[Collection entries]
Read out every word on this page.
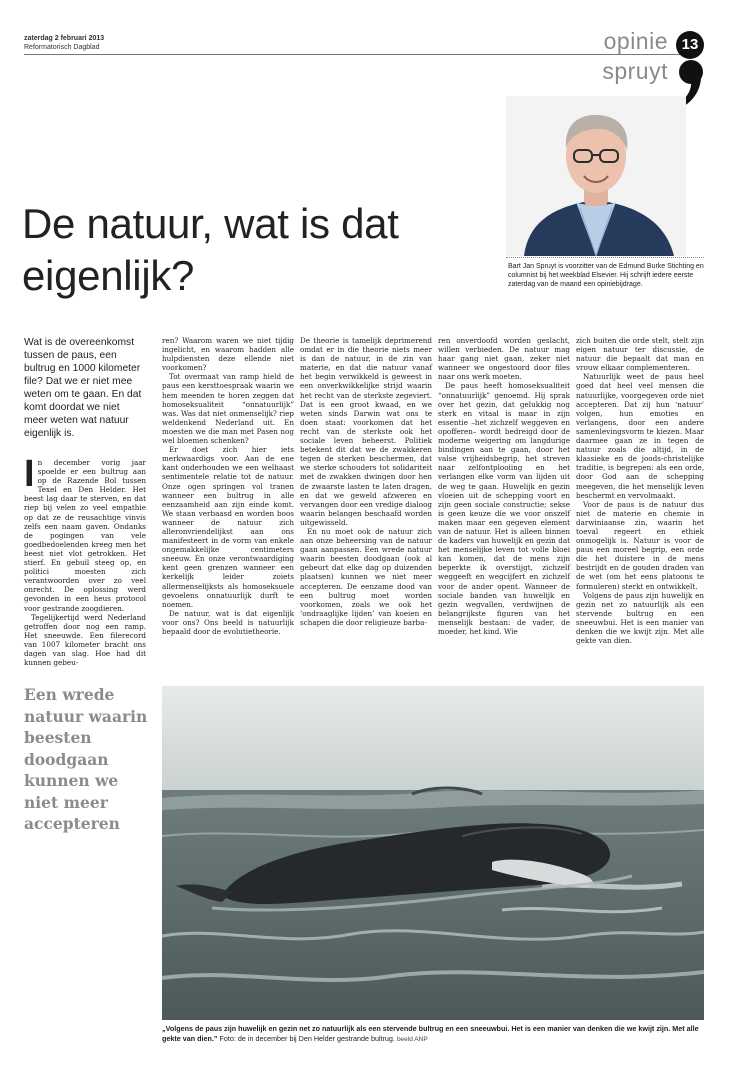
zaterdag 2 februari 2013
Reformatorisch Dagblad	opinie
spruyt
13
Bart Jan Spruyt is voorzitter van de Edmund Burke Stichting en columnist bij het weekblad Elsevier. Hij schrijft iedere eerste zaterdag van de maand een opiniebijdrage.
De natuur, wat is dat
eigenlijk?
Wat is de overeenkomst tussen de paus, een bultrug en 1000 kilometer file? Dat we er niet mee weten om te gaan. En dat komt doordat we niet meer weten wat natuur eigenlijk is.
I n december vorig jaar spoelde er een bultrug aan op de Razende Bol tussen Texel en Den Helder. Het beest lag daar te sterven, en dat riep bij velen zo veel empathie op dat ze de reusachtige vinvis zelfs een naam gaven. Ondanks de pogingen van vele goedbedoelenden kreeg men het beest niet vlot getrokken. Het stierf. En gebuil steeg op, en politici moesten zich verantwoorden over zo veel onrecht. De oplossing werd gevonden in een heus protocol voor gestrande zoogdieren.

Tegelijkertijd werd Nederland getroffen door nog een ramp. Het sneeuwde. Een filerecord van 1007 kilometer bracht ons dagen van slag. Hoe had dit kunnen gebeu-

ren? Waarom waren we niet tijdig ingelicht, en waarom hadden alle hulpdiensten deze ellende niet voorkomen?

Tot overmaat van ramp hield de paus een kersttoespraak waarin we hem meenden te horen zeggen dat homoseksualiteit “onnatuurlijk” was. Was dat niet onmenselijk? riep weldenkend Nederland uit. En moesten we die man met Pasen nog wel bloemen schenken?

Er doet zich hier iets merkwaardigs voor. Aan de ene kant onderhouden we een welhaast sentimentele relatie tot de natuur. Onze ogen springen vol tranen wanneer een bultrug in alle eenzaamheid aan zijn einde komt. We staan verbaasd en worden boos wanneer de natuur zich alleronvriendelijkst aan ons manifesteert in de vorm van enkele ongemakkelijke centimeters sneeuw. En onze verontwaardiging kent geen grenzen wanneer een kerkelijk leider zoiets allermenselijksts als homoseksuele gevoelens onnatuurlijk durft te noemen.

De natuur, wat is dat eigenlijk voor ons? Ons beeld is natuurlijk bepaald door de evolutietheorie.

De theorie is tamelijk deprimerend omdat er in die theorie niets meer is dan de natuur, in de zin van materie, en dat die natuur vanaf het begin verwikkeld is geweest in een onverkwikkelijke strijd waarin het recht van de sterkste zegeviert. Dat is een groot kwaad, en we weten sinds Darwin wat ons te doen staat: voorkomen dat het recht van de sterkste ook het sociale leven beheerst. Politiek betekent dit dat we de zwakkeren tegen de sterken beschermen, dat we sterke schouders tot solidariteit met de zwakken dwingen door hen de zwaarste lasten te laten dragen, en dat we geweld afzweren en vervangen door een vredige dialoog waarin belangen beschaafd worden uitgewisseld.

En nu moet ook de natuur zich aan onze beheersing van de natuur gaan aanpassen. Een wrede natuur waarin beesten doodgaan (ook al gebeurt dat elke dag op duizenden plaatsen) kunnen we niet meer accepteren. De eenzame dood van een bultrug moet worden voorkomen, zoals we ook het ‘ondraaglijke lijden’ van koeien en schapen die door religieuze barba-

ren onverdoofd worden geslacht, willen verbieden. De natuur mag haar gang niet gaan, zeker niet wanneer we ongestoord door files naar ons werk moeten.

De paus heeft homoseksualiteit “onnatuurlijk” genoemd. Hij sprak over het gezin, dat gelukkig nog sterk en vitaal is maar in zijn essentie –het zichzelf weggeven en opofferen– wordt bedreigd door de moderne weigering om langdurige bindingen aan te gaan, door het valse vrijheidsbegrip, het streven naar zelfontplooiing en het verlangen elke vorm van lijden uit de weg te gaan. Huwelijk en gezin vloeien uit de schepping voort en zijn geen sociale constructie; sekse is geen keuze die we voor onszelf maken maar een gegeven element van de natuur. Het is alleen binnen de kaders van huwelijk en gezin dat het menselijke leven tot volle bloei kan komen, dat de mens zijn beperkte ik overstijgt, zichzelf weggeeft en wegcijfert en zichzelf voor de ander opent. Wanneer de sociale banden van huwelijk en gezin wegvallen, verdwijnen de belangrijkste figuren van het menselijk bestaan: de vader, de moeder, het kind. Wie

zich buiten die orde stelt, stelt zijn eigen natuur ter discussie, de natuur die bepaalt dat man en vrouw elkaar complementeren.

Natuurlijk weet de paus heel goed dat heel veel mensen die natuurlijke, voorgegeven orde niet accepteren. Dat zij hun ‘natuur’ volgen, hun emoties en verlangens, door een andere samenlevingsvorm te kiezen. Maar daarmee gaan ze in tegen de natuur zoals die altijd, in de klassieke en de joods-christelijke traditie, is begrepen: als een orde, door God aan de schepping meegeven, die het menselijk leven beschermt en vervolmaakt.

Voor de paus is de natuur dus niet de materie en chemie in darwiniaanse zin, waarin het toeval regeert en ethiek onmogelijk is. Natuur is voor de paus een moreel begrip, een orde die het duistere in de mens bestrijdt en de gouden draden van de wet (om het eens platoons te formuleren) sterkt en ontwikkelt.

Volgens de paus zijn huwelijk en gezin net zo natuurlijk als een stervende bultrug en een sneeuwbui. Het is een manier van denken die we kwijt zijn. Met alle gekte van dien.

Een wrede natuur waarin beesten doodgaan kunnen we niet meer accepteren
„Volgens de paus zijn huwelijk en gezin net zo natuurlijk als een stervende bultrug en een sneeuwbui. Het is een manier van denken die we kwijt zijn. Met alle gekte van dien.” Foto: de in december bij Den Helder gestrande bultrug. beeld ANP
* * *
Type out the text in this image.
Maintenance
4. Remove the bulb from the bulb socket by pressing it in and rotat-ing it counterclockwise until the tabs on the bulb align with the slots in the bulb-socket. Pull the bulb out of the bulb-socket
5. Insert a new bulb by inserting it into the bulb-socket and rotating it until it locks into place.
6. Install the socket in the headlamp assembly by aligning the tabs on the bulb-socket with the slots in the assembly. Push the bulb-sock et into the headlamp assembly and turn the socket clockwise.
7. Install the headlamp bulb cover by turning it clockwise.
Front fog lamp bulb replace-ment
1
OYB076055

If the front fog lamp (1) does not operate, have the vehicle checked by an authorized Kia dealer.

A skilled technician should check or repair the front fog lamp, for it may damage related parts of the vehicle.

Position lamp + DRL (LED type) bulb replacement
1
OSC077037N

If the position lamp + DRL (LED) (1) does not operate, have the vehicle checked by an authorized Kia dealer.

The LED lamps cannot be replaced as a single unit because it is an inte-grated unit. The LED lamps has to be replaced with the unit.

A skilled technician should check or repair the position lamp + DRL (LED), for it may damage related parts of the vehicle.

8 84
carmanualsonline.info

=== Written problem ===
Every line in the data above that contains "damage" needs to be copied.

=== Result of the task ===
A skilled technician should check or repair the front fog lamp, for it may damage related parts of the vehicle.
A skilled technician should check or repair the position lamp + DRL (LED), for it may damage related parts of the vehicle.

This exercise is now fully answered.